(begin)

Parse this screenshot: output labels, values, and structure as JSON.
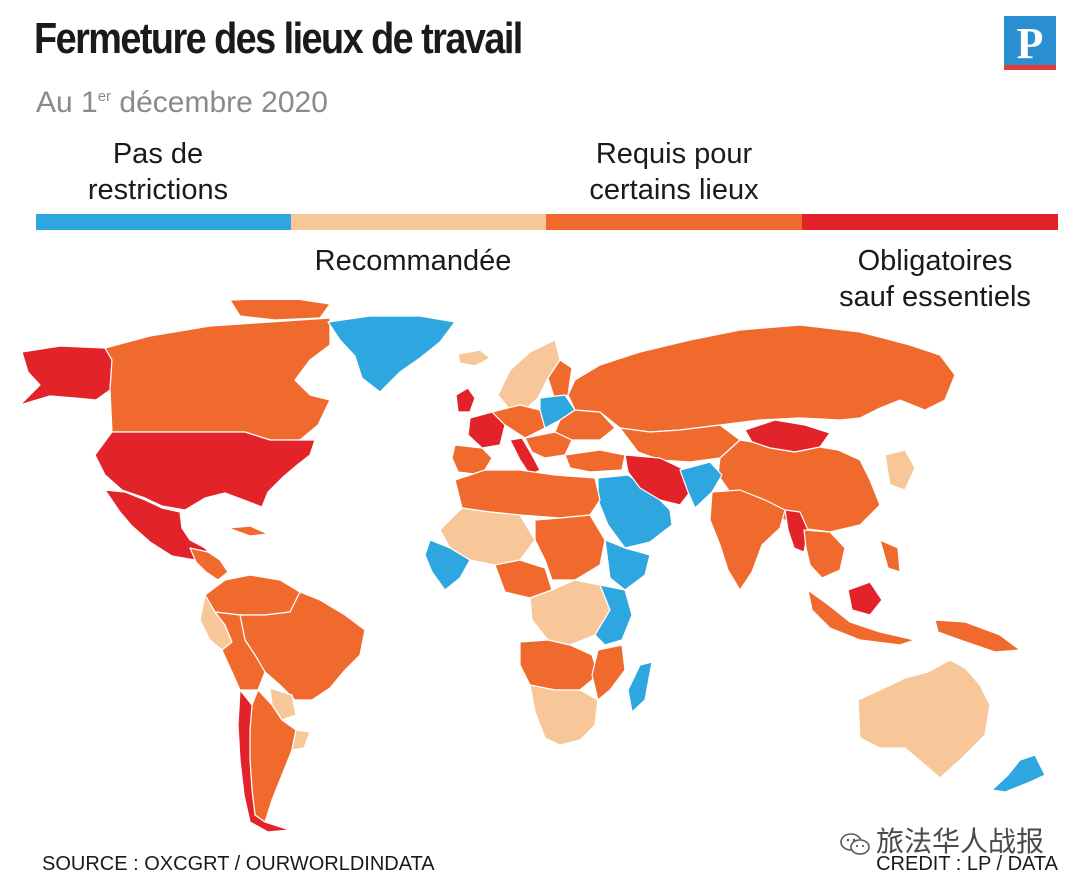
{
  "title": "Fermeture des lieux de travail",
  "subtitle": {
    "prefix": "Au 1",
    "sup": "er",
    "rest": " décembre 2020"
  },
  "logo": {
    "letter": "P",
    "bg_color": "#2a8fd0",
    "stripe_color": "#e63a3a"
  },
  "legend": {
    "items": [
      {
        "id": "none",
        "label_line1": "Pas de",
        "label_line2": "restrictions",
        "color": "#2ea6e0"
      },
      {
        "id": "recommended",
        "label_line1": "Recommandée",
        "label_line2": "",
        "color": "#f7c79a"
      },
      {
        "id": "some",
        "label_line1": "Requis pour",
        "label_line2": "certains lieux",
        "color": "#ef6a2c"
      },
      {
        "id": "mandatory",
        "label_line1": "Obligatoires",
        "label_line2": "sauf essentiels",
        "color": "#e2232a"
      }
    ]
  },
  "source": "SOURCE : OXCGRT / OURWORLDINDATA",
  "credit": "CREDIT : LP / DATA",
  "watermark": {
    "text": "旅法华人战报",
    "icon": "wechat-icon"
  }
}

(end)

Retype every record above exactly as written, but leave out the pictures.

Parse this screenshot: output labels, values, and structure as JSON.
{
  "title": "Fermeture des lieux de travail",
  "subtitle": {
    "prefix": "Au 1",
    "sup": "er",
    "rest": " décembre 2020"
  },
  "logo": {
    "letter": "P",
    "bg_color": "#2a8fd0",
    "stripe_color": "#e63a3a"
  },
  "legend": {
    "items": [
      {
        "id": "none",
        "label_line1": "Pas de",
        "label_line2": "restrictions",
        "color": "#2ea6e0"
      },
      {
        "id": "recommended",
        "label_line1": "Recommandée",
        "label_line2": "",
        "color": "#f7c79a"
      },
      {
        "id": "some",
        "label_line1": "Requis pour",
        "label_line2": "certains lieux",
        "color": "#ef6a2c"
      },
      {
        "id": "mandatory",
        "label_line1": "Obligatoires",
        "label_line2": "sauf essentiels",
        "color": "#e2232a"
      }
    ]
  },
  "source": "SOURCE : OXCGRT / OURWORLDINDATA",
  "credit": "CREDIT : LP / DATA",
  "watermark": {
    "text": "旅法华人战报",
    "icon": "wechat-icon"
  }
}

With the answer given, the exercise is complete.